- **Do this**
Pick out the lines in the listing below that contain the word "JSON" and copy them.
--- begin Input material ---
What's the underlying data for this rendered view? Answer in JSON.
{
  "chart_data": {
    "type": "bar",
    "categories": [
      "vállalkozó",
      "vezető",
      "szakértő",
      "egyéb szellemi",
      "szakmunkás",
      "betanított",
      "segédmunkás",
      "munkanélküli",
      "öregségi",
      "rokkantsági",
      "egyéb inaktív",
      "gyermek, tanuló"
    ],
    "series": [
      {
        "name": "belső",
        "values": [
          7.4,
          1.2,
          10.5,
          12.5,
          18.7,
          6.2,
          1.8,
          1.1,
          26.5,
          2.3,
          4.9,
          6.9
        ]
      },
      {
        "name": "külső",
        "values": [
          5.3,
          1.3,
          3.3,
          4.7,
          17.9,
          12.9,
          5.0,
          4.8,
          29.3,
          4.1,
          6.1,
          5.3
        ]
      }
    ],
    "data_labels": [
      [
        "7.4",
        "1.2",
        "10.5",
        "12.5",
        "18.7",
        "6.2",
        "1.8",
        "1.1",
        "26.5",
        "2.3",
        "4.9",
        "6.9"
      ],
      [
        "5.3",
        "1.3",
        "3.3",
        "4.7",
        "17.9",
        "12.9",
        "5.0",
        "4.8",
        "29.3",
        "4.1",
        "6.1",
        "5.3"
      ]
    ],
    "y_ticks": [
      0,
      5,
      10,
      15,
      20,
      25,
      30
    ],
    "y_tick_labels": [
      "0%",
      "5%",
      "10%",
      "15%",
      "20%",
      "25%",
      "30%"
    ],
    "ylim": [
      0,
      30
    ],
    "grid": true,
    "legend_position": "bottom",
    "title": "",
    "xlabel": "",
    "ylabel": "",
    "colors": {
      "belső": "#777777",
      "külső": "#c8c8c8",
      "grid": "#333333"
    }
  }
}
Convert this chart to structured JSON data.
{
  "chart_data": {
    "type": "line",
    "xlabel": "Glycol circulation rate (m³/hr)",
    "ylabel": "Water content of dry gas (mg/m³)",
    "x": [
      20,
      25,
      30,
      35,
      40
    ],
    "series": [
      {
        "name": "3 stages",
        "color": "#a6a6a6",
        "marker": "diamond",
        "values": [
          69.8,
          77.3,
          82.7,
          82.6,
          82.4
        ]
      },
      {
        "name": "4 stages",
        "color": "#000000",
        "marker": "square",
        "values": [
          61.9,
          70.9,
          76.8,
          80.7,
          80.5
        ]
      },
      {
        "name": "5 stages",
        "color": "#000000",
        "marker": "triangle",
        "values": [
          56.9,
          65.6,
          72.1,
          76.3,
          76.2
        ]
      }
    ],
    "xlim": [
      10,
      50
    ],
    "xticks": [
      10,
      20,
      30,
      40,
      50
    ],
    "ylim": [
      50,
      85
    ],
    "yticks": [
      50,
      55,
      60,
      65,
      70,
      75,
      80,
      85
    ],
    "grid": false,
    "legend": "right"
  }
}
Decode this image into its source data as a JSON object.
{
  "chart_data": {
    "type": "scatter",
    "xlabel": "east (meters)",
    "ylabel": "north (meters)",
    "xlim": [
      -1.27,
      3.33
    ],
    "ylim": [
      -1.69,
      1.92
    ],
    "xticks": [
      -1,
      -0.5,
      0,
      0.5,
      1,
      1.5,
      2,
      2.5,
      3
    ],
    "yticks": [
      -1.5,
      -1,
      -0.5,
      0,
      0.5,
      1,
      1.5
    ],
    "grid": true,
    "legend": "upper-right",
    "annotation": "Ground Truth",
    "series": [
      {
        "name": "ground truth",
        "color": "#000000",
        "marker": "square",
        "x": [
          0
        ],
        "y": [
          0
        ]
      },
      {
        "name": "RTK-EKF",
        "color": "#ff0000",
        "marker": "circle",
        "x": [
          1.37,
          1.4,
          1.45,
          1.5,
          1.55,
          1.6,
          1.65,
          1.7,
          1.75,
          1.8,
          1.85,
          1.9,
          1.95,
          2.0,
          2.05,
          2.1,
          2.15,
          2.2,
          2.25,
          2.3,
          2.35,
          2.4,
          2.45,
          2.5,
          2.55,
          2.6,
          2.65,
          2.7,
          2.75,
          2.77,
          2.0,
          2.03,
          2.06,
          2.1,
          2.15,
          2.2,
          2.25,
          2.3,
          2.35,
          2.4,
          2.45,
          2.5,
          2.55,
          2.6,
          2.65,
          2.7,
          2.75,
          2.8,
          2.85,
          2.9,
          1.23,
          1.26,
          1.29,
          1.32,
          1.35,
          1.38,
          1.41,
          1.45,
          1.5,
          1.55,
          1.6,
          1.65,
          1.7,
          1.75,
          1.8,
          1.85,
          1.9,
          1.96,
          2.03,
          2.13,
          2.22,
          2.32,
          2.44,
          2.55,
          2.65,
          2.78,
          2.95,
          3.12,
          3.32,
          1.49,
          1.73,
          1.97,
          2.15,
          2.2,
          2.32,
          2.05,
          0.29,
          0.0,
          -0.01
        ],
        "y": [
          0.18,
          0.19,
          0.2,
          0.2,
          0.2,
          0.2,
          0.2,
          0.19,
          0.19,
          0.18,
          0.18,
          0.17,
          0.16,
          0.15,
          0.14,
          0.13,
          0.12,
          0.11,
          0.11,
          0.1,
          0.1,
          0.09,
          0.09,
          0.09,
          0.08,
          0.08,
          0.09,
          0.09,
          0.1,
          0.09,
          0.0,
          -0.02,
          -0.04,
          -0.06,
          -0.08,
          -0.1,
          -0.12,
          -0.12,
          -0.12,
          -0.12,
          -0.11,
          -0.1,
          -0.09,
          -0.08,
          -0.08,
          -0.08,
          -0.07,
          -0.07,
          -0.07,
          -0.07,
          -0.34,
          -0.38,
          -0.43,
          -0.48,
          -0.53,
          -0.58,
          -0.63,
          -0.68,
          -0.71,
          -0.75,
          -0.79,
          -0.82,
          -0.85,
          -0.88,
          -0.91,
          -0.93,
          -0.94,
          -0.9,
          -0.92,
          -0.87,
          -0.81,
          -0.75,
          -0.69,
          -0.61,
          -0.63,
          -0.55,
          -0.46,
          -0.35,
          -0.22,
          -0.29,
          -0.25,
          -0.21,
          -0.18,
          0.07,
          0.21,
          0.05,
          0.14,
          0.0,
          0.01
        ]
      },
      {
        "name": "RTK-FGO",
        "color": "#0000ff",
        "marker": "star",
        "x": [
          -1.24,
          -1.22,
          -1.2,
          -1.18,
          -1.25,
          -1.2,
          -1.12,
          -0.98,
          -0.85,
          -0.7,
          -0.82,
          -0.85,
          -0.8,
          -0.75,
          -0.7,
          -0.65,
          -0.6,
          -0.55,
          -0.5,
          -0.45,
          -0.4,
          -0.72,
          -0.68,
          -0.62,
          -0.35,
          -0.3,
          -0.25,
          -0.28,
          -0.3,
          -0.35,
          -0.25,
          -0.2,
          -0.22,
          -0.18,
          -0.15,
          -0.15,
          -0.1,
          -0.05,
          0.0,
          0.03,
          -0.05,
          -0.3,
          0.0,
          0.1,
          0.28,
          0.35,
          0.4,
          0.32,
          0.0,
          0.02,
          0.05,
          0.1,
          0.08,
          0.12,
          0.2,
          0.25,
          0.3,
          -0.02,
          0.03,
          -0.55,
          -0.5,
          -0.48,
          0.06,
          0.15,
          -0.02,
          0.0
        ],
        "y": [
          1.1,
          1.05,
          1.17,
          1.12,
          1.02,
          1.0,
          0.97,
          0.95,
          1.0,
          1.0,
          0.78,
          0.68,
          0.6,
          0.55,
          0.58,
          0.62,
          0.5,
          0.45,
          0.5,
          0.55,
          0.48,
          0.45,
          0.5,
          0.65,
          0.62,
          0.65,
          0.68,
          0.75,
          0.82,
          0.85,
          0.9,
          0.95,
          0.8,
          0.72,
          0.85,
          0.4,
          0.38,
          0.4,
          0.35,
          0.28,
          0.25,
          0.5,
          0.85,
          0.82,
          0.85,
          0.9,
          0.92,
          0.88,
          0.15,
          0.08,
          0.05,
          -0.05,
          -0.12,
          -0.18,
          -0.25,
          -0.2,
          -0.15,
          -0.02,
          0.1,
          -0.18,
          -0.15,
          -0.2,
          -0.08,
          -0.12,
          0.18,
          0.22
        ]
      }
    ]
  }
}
--- end Input material ---
- **The output**
What's the underlying data for this rendered view? Answer in JSON.
Convert this chart to structured JSON data.
Decode this image into its source data as a JSON object.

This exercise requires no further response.